▶ EXTRACTED ENTRIES:
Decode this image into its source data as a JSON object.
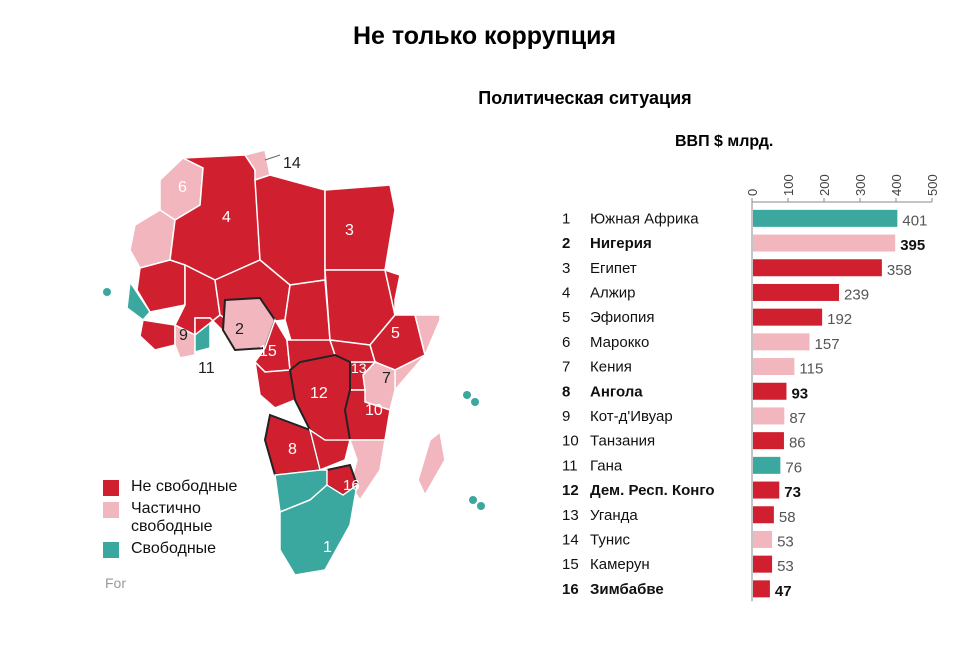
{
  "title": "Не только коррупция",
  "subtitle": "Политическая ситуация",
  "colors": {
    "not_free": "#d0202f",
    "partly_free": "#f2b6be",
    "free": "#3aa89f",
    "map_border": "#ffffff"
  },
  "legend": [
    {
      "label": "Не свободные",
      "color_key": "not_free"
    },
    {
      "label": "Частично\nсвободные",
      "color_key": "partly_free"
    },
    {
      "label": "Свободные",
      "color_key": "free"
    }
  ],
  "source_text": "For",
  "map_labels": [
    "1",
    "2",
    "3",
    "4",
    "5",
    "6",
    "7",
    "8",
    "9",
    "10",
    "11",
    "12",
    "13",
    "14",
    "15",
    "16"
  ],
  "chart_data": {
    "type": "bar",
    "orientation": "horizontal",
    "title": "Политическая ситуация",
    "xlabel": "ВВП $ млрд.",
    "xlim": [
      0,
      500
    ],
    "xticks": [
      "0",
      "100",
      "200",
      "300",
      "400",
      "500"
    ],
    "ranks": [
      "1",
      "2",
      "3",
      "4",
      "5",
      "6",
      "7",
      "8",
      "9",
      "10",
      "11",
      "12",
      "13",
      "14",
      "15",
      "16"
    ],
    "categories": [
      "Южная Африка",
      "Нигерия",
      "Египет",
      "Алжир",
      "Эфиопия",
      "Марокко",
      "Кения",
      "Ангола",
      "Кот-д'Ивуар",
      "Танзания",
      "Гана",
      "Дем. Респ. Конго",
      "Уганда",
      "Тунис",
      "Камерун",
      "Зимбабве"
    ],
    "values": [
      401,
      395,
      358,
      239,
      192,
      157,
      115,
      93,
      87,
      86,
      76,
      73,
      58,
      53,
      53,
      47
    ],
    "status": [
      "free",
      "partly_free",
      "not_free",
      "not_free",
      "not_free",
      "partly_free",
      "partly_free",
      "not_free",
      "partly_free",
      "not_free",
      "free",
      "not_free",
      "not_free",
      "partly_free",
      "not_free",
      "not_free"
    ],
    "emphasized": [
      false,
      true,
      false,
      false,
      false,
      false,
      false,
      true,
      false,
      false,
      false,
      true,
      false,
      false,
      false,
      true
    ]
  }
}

▶ JOB:
Retype the whole listing, keeping every line identical and omitting all pictures.

▶ THE COMPLETED TASK:
Decode this image into its source data as a JSON object.
{
  "title": "Не только коррупция",
  "subtitle": "Политическая ситуация",
  "colors": {
    "not_free": "#d0202f",
    "partly_free": "#f2b6be",
    "free": "#3aa89f",
    "map_border": "#ffffff"
  },
  "legend": [
    {
      "label": "Не свободные",
      "color_key": "not_free"
    },
    {
      "label": "Частично\nсвободные",
      "color_key": "partly_free"
    },
    {
      "label": "Свободные",
      "color_key": "free"
    }
  ],
  "source_text": "For",
  "map_labels": [
    "1",
    "2",
    "3",
    "4",
    "5",
    "6",
    "7",
    "8",
    "9",
    "10",
    "11",
    "12",
    "13",
    "14",
    "15",
    "16"
  ],
  "chart_data": {
    "type": "bar",
    "orientation": "horizontal",
    "title": "Политическая ситуация",
    "xlabel": "ВВП $ млрд.",
    "xlim": [
      0,
      500
    ],
    "xticks": [
      "0",
      "100",
      "200",
      "300",
      "400",
      "500"
    ],
    "ranks": [
      "1",
      "2",
      "3",
      "4",
      "5",
      "6",
      "7",
      "8",
      "9",
      "10",
      "11",
      "12",
      "13",
      "14",
      "15",
      "16"
    ],
    "categories": [
      "Южная Африка",
      "Нигерия",
      "Египет",
      "Алжир",
      "Эфиопия",
      "Марокко",
      "Кения",
      "Ангола",
      "Кот-д'Ивуар",
      "Танзания",
      "Гана",
      "Дем. Респ. Конго",
      "Уганда",
      "Тунис",
      "Камерун",
      "Зимбабве"
    ],
    "values": [
      401,
      395,
      358,
      239,
      192,
      157,
      115,
      93,
      87,
      86,
      76,
      73,
      58,
      53,
      53,
      47
    ],
    "status": [
      "free",
      "partly_free",
      "not_free",
      "not_free",
      "not_free",
      "partly_free",
      "partly_free",
      "not_free",
      "partly_free",
      "not_free",
      "free",
      "not_free",
      "not_free",
      "partly_free",
      "not_free",
      "not_free"
    ],
    "emphasized": [
      false,
      true,
      false,
      false,
      false,
      false,
      false,
      true,
      false,
      false,
      false,
      true,
      false,
      false,
      false,
      true
    ]
  }
}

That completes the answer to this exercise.